§ **WHAT YOU HAVE TO DO**:
Print the records below word for word, but leave out the pictures.

++++++

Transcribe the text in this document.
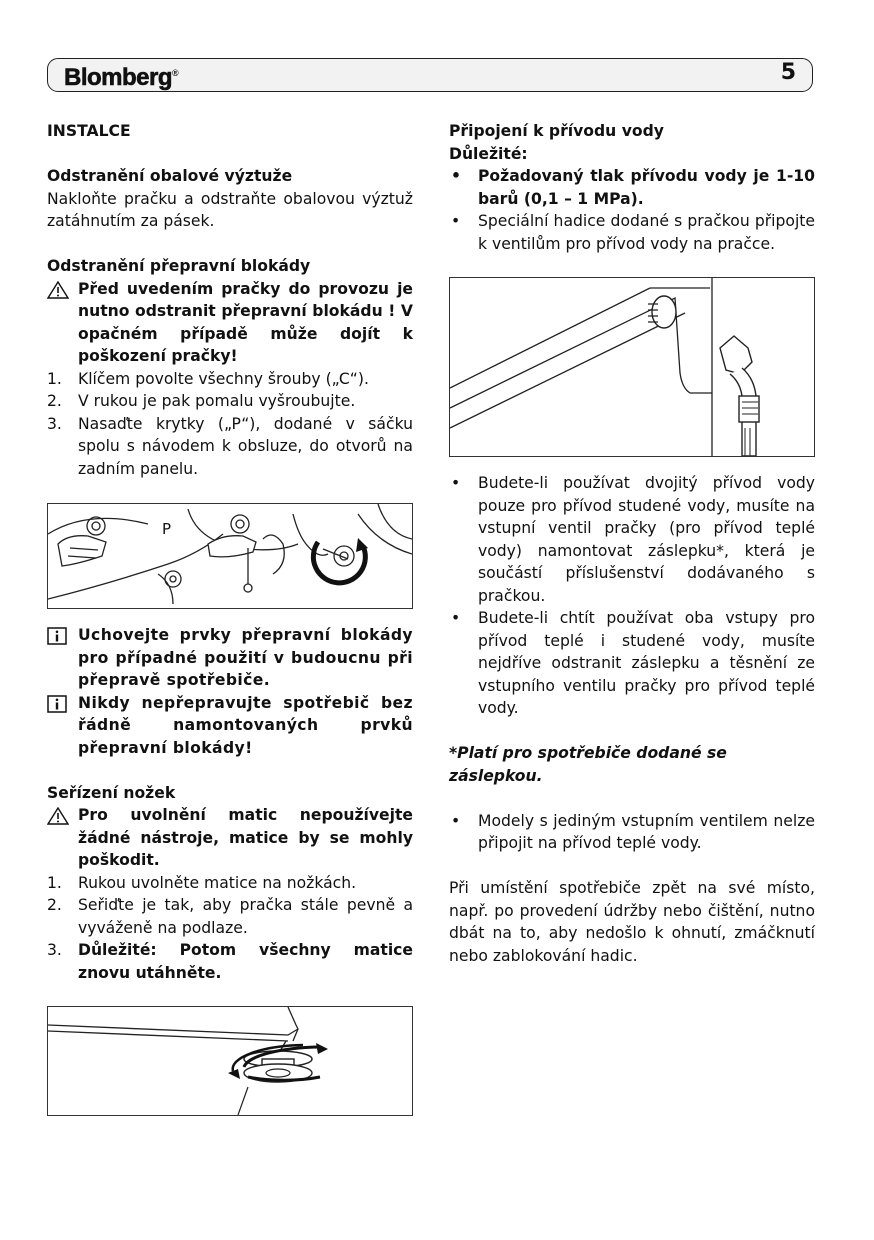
Blomberg®	5

INSTALCE

Odstranění obalové výztuže

Nakloňte pračku a odstraňte obalovou výztuž zatáhnutím za pásek.

Odstranění přepravní blokády

Před uvedením pračky do provozu je nutno odstranit přepravní blokádu ! V opačném případě může dojít k poškození pračky!
1. Klíčem povolte všechny šrouby („C“).
2. V rukou je pak pomalu vyšroubujte.
3. Nasaďte krytky („P“), dodané v sáčku spolu s návodem k obsluze, do otvorů na zadním panelu.
P
Uchovejte prvky přepravní blokády pro případné použití v budoucnu při přepravě spotřebiče.
Nikdy nepřepravujte spotřebič bez řádně namontovaných prvků přepravní blokády!

Seřízení nožek

Pro uvolnění matic nepoužívejte žádné nástroje, matice by se mohly poškodit.
1. Rukou uvolněte matice na nožkách.
2. Seřiďte je tak, aby pračka stále pevně a vyváženě na podlaze.
3. Důležité: Potom všechny matice znovu utáhněte.

Připojení k přívodu vody

Důležité:

• Požadovaný tlak přívodu vody je 1-10 barů (0,1 – 1 MPa).
• Speciální hadice dodané s pračkou připojte k ventilům pro přívod vody na pračce.
• Budete-li používat dvojitý přívod vody pouze pro přívod studené vody, musíte na vstupní ventil pračky (pro přívod teplé vody) namontovat záslepku*, která je součástí příslušenství dodávaného s pračkou.
• Budete-li chtít používat oba vstupy pro přívod teplé i studené vody, musíte nejdříve odstranit záslepku a těsnění ze vstupního ventilu pračky pro přívod teplé vody.

*Platí pro spotřebiče dodané se záslepkou.

• Modely s jediným vstupním ventilem nelze připojit na přívod teplé vody.

Při umístění spotřebiče zpět na své místo, např. po provedení údržby nebo čištění, nutno dbát na to, aby nedošlo k ohnutí, zmáčknutí nebo zablokování hadic.
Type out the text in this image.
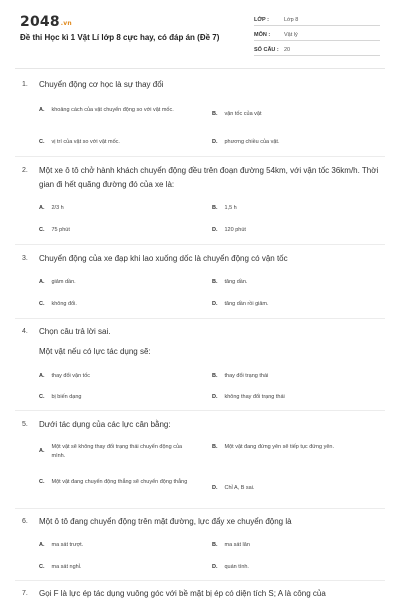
2048.vn
Đề thi Học kì 1 Vật Lí lớp 8 cực hay, có đáp án (Đề 7)
LỚP :	Lớp 8
MÔN :	Vật lý
SỐ CÂU : 20
1. Chuyển động cơ học là sự thay đổi
A. khoảng cách của vật chuyển động so với vật mốc.
B. vận tốc của vật
C. vị trí của vật so với vật mốc.	D. phương chiều của vật.
2. Một xe ô tô chở hành khách chuyển động đều trên đoạn đường 54km, với vận tốc 36km/h. Thời gian đi hết quãng đường đó của xe là:
A. 2/3 h	B. 1,5 h
C. 75 phút	D. 120 phút
3. Chuyển động của xe đạp khi lao xuống dốc là chuyển động có vận tốc
A. giảm dần.	B. tăng dần.
C. không đổi.	D. tăng dần rồi giảm.
4. Chọn câu trả lời sai.
Một vật nếu có lực tác dụng sẽ:
A. thay đổi vận tốc	B. thay đổi trạng thái
C. bị biến dạng	D. không thay đổi trạng thái
5. Dưới tác dụng của các lực cân bằng:
A.
Một vật sẽ không thay đổi trạng thái chuyển động của mình.
B. Một vật đang đứng yên sẽ tiếp tục đứng yên.
C. Một vật đang chuyển động thẳng sẽ chuyển động thẳng
D. Chỉ A, B sai.
6. Một ô tô đang chuyển động trên mặt đường, lực đẩy xe chuyển động là
A. ma sát trượt.	B. ma sát lăn
C. ma sát nghỉ.	D. quán tính.
7. Gọi F là lực ép tác dụng vuông góc với bề mặt bị ép có diện tích S; A là công của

++++++

§ **EXERCISE SOLUTION**:
Transcribe the text in this document.
Blomberg®	5

INSTALCE

Odstranění obalové výztuže

Nakloňte pračku a odstraňte obalovou výztuž zatáhnutím za pásek.

Odstranění přepravní blokády

Před uvedením pračky do provozu je nutno odstranit přepravní blokádu ! V opačném případě může dojít k poškození pračky!
1. Klíčem povolte všechny šrouby („C“).
2. V rukou je pak pomalu vyšroubujte.
3. Nasaďte krytky („P“), dodané v sáčku spolu s návodem k obsluze, do otvorů na zadním panelu.
P
Uchovejte prvky přepravní blokády pro případné použití v budoucnu při přepravě spotřebiče.
Nikdy nepřepravujte spotřebič bez řádně namontovaných prvků přepravní blokády!

Seřízení nožek

Pro uvolnění matic nepoužívejte žádné nástroje, matice by se mohly poškodit.
1. Rukou uvolněte matice na nožkách.
2. Seřiďte je tak, aby pračka stále pevně a vyváženě na podlaze.
3. Důležité: Potom všechny matice znovu utáhněte.

Připojení k přívodu vody

Důležité:

• Požadovaný tlak přívodu vody je 1-10 barů (0,1 – 1 MPa).
• Speciální hadice dodané s pračkou připojte k ventilům pro přívod vody na pračce.
• Budete-li používat dvojitý přívod vody pouze pro přívod studené vody, musíte na vstupní ventil pračky (pro přívod teplé vody) namontovat záslepku*, která je součástí příslušenství dodávaného s pračkou.
• Budete-li chtít používat oba vstupy pro přívod teplé i studené vody, musíte nejdříve odstranit záslepku a těsnění ze vstupního ventilu pračky pro přívod teplé vody.

*Platí pro spotřebiče dodané se záslepkou.

• Modely s jediným vstupním ventilem nelze připojit na přívod teplé vody.

Při umístění spotřebiče zpět na své místo, např. po provedení údržby nebo čištění, nutno dbát na to, aby nedošlo k ohnutí, zmáčknutí nebo zablokování hadic.
Type out the text in this image.
2048.vn
Đề thi Học kì 1 Vật Lí lớp 8 cực hay, có đáp án (Đề 7)
LỚP :	Lớp 8
MÔN :	Vật lý
SỐ CÂU : 20
1. Chuyển động cơ học là sự thay đổi
A. khoảng cách của vật chuyển động so với vật mốc.
B. vận tốc của vật
C. vị trí của vật so với vật mốc.	D. phương chiều của vật.
2. Một xe ô tô chở hành khách chuyển động đều trên đoạn đường 54km, với vận tốc 36km/h. Thời gian đi hết quãng đường đó của xe là:
A. 2/3 h	B. 1,5 h
C. 75 phút	D. 120 phút
3. Chuyển động của xe đạp khi lao xuống dốc là chuyển động có vận tốc
A. giảm dần.	B. tăng dần.
C. không đổi.	D. tăng dần rồi giảm.
4. Chọn câu trả lời sai.
Một vật nếu có lực tác dụng sẽ:
A. thay đổi vận tốc	B. thay đổi trạng thái
C. bị biến dạng	D. không thay đổi trạng thái
5. Dưới tác dụng của các lực cân bằng:
A.
Một vật sẽ không thay đổi trạng thái chuyển động của mình.
B. Một vật đang đứng yên sẽ tiếp tục đứng yên.
C. Một vật đang chuyển động thẳng sẽ chuyển động thẳng
D. Chỉ A, B sai.
6. Một ô tô đang chuyển động trên mặt đường, lực đẩy xe chuyển động là
A. ma sát trượt.	B. ma sát lăn
C. ma sát nghỉ.	D. quán tính.
7. Gọi F là lực ép tác dụng vuông góc với bề mặt bị ép có diện tích S; A là công của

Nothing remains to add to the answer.